▸ DATA PROVIDED:
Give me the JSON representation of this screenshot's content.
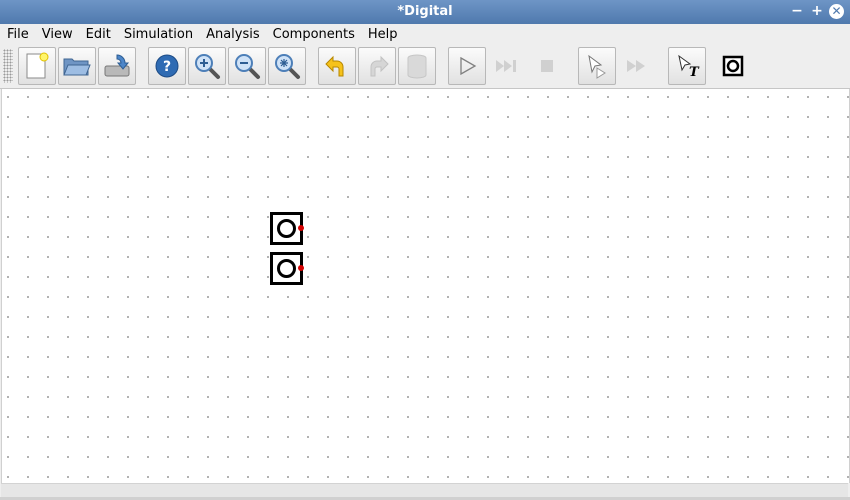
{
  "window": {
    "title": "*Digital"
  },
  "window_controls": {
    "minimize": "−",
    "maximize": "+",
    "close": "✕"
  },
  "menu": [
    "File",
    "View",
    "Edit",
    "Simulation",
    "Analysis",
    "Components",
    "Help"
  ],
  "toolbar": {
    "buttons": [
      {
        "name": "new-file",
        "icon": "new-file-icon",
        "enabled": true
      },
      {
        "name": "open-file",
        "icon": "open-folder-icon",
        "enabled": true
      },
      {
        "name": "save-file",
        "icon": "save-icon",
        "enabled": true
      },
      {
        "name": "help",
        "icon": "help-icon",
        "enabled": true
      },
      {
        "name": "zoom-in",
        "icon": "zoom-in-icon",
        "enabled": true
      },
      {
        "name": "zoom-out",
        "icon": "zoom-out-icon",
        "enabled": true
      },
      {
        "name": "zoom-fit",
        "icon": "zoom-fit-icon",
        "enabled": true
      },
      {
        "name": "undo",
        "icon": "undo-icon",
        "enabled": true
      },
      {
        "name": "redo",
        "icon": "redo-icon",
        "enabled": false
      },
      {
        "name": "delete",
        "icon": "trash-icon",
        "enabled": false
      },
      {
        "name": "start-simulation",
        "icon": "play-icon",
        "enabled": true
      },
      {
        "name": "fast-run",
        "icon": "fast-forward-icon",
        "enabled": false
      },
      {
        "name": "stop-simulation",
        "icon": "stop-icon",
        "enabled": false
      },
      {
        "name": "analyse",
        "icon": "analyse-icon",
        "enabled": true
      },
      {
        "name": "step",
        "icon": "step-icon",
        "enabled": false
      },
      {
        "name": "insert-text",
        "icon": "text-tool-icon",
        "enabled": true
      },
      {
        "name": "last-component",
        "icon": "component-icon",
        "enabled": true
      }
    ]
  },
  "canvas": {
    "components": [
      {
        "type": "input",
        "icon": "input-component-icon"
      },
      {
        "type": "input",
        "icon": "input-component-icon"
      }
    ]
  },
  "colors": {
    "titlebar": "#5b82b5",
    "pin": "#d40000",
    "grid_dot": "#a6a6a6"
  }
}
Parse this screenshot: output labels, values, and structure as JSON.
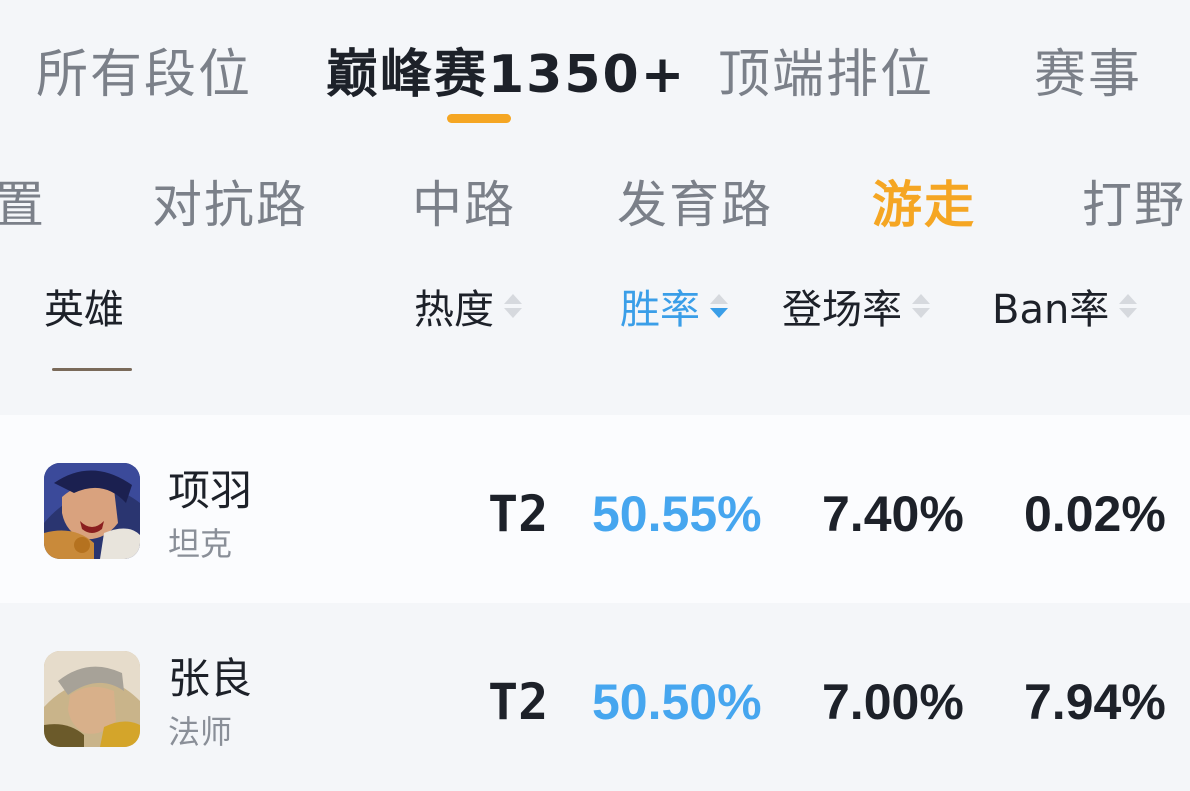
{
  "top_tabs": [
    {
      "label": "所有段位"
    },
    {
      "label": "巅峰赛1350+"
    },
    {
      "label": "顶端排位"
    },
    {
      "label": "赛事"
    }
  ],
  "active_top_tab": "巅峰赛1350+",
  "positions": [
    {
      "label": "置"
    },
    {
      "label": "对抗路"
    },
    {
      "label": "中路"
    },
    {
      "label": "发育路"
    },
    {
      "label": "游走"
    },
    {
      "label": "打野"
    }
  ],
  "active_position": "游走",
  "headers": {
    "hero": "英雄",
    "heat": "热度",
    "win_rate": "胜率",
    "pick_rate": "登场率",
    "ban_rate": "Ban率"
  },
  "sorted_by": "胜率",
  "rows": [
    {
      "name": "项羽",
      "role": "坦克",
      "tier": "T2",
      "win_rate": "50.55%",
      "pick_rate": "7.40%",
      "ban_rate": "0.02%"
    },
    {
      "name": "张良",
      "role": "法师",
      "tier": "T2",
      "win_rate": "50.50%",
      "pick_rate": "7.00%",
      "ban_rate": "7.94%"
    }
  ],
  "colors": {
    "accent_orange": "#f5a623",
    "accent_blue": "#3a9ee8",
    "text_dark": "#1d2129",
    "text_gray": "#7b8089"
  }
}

▸ TASK TO CARRY OUT: Reproduce all of the data exactly, omitting each picture it holds.

▸ WRITTEN REPLY:
Give me the JSON representation of this screenshot's content.
{
  "window": {
    "title": "*Digital"
  },
  "window_controls": {
    "minimize": "−",
    "maximize": "+",
    "close": "✕"
  },
  "menu": [
    "File",
    "View",
    "Edit",
    "Simulation",
    "Analysis",
    "Components",
    "Help"
  ],
  "toolbar": {
    "buttons": [
      {
        "name": "new-file",
        "icon": "new-file-icon",
        "enabled": true
      },
      {
        "name": "open-file",
        "icon": "open-folder-icon",
        "enabled": true
      },
      {
        "name": "save-file",
        "icon": "save-icon",
        "enabled": true
      },
      {
        "name": "help",
        "icon": "help-icon",
        "enabled": true
      },
      {
        "name": "zoom-in",
        "icon": "zoom-in-icon",
        "enabled": true
      },
      {
        "name": "zoom-out",
        "icon": "zoom-out-icon",
        "enabled": true
      },
      {
        "name": "zoom-fit",
        "icon": "zoom-fit-icon",
        "enabled": true
      },
      {
        "name": "undo",
        "icon": "undo-icon",
        "enabled": true
      },
      {
        "name": "redo",
        "icon": "redo-icon",
        "enabled": false
      },
      {
        "name": "delete",
        "icon": "trash-icon",
        "enabled": false
      },
      {
        "name": "start-simulation",
        "icon": "play-icon",
        "enabled": true
      },
      {
        "name": "fast-run",
        "icon": "fast-forward-icon",
        "enabled": false
      },
      {
        "name": "stop-simulation",
        "icon": "stop-icon",
        "enabled": false
      },
      {
        "name": "analyse",
        "icon": "analyse-icon",
        "enabled": true
      },
      {
        "name": "step",
        "icon": "step-icon",
        "enabled": false
      },
      {
        "name": "insert-text",
        "icon": "text-tool-icon",
        "enabled": true
      },
      {
        "name": "last-component",
        "icon": "component-icon",
        "enabled": true
      }
    ]
  },
  "canvas": {
    "components": [
      {
        "type": "input",
        "icon": "input-component-icon"
      },
      {
        "type": "input",
        "icon": "input-component-icon"
      }
    ]
  },
  "colors": {
    "titlebar": "#5b82b5",
    "pin": "#d40000",
    "grid_dot": "#a6a6a6"
  }
}
Parse this screenshot: output labels, values, and structure as JSON.
{
  "top_tabs": [
    {
      "label": "所有段位"
    },
    {
      "label": "巅峰赛1350+"
    },
    {
      "label": "顶端排位"
    },
    {
      "label": "赛事"
    }
  ],
  "active_top_tab": "巅峰赛1350+",
  "positions": [
    {
      "label": "置"
    },
    {
      "label": "对抗路"
    },
    {
      "label": "中路"
    },
    {
      "label": "发育路"
    },
    {
      "label": "游走"
    },
    {
      "label": "打野"
    }
  ],
  "active_position": "游走",
  "headers": {
    "hero": "英雄",
    "heat": "热度",
    "win_rate": "胜率",
    "pick_rate": "登场率",
    "ban_rate": "Ban率"
  },
  "sorted_by": "胜率",
  "rows": [
    {
      "name": "项羽",
      "role": "坦克",
      "tier": "T2",
      "win_rate": "50.55%",
      "pick_rate": "7.40%",
      "ban_rate": "0.02%"
    },
    {
      "name": "张良",
      "role": "法师",
      "tier": "T2",
      "win_rate": "50.50%",
      "pick_rate": "7.00%",
      "ban_rate": "7.94%"
    }
  ],
  "colors": {
    "accent_orange": "#f5a623",
    "accent_blue": "#3a9ee8",
    "text_dark": "#1d2129",
    "text_gray": "#7b8089"
  }
}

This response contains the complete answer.